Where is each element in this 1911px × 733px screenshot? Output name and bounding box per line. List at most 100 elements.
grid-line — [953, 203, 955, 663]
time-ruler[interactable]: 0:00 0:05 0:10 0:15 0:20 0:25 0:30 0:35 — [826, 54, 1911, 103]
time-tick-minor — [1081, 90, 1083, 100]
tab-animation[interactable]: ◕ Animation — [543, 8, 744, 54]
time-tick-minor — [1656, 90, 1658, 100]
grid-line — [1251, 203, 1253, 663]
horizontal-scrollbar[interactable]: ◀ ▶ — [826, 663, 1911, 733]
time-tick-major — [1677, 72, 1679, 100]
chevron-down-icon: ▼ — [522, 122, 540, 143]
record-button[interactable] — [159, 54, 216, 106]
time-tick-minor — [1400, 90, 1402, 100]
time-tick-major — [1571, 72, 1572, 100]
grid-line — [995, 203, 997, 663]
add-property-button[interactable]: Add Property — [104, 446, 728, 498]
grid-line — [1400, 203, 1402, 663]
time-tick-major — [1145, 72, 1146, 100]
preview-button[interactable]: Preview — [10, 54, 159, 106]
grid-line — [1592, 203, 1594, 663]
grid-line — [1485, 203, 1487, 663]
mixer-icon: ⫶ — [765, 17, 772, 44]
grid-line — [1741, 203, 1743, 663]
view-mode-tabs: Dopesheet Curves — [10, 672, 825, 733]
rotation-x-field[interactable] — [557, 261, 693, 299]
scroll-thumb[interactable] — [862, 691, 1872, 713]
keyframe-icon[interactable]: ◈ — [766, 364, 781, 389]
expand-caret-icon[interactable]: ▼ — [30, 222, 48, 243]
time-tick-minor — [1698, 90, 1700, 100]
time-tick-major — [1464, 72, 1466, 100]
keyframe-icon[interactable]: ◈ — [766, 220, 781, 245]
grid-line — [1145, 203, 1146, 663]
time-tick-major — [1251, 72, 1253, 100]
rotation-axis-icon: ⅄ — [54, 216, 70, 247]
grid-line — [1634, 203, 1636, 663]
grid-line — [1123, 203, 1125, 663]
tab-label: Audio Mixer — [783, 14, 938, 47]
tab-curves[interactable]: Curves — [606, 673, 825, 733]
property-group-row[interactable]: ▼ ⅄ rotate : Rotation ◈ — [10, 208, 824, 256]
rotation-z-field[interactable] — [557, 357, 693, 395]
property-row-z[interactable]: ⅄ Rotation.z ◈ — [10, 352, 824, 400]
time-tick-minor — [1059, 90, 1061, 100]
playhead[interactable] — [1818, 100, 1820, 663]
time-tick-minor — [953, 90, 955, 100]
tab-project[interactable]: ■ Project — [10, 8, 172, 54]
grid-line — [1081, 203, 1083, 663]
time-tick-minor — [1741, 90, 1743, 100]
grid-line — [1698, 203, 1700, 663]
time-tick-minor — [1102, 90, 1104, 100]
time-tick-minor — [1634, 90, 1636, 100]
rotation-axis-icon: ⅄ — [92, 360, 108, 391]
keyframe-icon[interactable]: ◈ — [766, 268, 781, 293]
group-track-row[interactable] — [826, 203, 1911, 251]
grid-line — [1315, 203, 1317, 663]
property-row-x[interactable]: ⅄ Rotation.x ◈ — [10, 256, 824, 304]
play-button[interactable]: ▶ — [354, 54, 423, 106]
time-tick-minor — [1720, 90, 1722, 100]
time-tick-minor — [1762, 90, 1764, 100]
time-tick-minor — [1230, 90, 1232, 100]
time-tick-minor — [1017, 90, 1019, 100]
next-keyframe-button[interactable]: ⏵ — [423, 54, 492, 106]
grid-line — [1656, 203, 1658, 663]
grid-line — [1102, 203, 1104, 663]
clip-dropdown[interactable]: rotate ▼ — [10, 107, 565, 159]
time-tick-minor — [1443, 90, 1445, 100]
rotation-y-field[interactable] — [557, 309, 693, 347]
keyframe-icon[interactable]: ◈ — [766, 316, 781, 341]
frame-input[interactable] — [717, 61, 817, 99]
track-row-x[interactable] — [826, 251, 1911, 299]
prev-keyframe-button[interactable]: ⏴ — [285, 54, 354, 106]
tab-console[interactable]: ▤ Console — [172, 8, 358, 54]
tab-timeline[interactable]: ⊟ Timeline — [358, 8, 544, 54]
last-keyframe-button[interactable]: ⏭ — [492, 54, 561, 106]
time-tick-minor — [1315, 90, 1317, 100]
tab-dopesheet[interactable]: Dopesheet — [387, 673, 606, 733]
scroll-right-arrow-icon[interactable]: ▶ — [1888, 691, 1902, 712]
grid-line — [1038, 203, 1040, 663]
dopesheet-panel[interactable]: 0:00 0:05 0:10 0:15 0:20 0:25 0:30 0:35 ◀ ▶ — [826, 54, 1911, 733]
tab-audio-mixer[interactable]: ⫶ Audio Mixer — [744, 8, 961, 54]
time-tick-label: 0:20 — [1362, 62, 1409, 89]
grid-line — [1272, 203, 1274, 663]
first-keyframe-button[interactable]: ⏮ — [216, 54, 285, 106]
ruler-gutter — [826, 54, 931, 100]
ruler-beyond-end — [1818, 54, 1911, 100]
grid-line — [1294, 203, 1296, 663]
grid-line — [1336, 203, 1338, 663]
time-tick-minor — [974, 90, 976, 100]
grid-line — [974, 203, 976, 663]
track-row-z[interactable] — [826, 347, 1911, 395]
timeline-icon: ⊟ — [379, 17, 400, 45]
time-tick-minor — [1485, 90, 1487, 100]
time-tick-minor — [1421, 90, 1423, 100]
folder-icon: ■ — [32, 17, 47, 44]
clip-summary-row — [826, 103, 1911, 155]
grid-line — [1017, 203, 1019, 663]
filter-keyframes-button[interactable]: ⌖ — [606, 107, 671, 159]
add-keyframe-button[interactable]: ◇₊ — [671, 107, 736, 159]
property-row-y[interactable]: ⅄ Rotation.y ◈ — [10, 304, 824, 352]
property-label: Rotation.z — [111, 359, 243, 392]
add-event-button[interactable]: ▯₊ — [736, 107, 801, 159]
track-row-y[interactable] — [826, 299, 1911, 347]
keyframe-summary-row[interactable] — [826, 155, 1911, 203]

# [WHAT YOU SHOULD DO]
Copy the data line for line, from its first line through the line containing "grid-line — [995, 203, 997, 663]", including both.

# [RESPONSE BELOW]
Where is each element in this 1911px × 733px screenshot? Output name and bounding box per line. List at most 100 elements.
grid-line — [953, 203, 955, 663]
time-ruler[interactable]: 0:00 0:05 0:10 0:15 0:20 0:25 0:30 0:35 — [826, 54, 1911, 103]
time-tick-minor — [1081, 90, 1083, 100]
tab-animation[interactable]: ◕ Animation — [543, 8, 744, 54]
time-tick-minor — [1656, 90, 1658, 100]
grid-line — [1251, 203, 1253, 663]
horizontal-scrollbar[interactable]: ◀ ▶ — [826, 663, 1911, 733]
time-tick-major — [1677, 72, 1679, 100]
chevron-down-icon: ▼ — [522, 122, 540, 143]
record-button[interactable] — [159, 54, 216, 106]
time-tick-minor — [1400, 90, 1402, 100]
time-tick-major — [1571, 72, 1572, 100]
grid-line — [995, 203, 997, 663]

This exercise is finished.